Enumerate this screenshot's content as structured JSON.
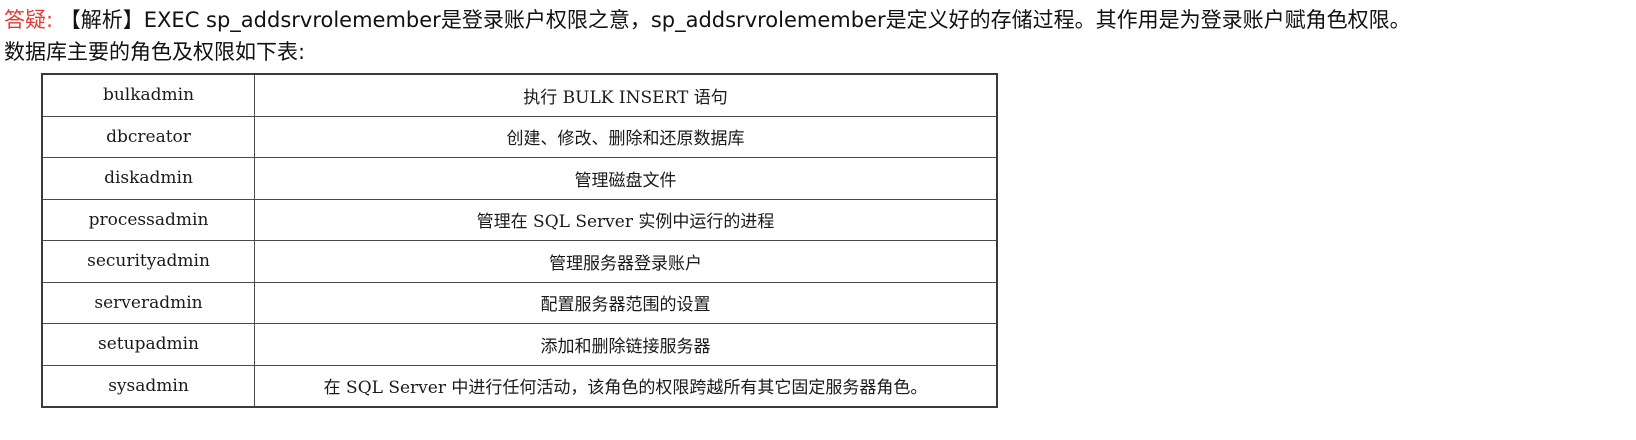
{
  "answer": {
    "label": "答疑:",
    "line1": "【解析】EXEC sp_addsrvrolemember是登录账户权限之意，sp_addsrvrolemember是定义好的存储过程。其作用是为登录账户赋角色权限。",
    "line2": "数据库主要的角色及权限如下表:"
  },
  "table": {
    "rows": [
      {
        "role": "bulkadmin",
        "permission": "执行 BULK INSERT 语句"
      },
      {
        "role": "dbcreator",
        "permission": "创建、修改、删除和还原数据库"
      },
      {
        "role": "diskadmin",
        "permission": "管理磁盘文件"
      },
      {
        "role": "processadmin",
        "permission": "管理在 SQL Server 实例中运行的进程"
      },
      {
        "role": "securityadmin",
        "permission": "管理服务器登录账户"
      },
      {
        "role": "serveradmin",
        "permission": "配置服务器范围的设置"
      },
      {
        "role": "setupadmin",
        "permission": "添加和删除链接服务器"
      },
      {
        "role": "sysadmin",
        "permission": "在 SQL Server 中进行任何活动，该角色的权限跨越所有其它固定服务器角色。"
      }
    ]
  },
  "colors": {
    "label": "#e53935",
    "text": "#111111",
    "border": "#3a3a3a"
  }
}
===============
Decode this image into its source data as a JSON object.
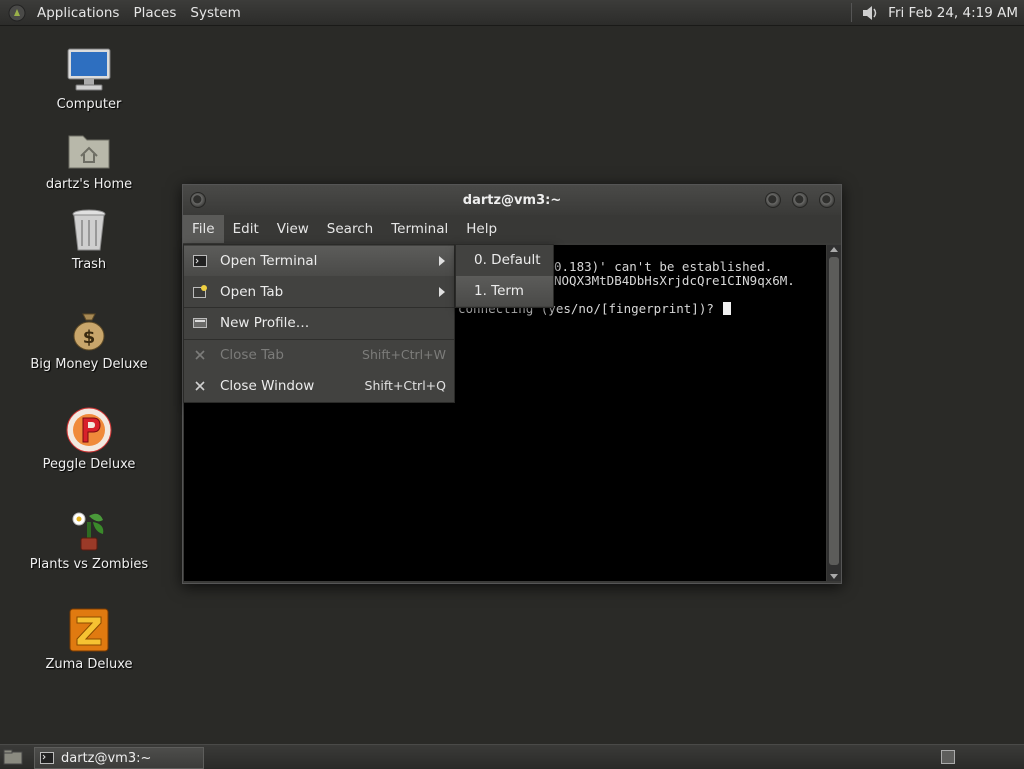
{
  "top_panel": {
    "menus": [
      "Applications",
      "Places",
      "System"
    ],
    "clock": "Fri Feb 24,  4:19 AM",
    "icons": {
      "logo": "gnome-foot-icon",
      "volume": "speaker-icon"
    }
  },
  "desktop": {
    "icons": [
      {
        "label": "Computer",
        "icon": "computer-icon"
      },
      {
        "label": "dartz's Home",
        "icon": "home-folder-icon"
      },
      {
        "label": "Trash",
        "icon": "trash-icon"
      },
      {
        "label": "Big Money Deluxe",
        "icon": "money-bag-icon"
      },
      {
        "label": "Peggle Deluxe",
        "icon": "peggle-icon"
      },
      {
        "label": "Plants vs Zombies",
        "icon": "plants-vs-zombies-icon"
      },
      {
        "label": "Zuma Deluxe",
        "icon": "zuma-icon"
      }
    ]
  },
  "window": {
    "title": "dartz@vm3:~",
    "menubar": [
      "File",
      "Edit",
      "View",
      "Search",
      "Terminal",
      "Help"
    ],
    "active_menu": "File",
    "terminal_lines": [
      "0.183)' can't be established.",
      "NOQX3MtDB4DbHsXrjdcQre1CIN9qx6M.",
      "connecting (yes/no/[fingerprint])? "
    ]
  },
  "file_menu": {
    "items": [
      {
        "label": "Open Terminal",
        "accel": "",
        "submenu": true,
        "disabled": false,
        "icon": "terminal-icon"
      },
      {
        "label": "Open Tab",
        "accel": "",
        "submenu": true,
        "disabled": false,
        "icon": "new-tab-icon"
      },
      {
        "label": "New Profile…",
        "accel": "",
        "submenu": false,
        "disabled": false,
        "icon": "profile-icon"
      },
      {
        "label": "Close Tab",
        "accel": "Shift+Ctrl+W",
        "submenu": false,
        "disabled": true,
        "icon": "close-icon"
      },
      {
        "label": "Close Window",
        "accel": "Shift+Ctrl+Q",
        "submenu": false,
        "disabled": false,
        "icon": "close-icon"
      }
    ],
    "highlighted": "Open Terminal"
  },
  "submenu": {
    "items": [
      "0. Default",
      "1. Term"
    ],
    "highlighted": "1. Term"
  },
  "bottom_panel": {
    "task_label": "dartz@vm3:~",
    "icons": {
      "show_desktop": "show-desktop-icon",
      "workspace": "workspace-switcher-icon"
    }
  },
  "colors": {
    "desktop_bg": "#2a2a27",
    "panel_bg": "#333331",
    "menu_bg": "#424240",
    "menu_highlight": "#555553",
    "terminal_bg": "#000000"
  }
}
===============
GOAL>
Gather all the lines that include the word "Shift" and copy them out.

PROBLEM SOLUTION>
        "accel": "Shift+Ctrl+W",
        "accel": "Shift+Ctrl+Q",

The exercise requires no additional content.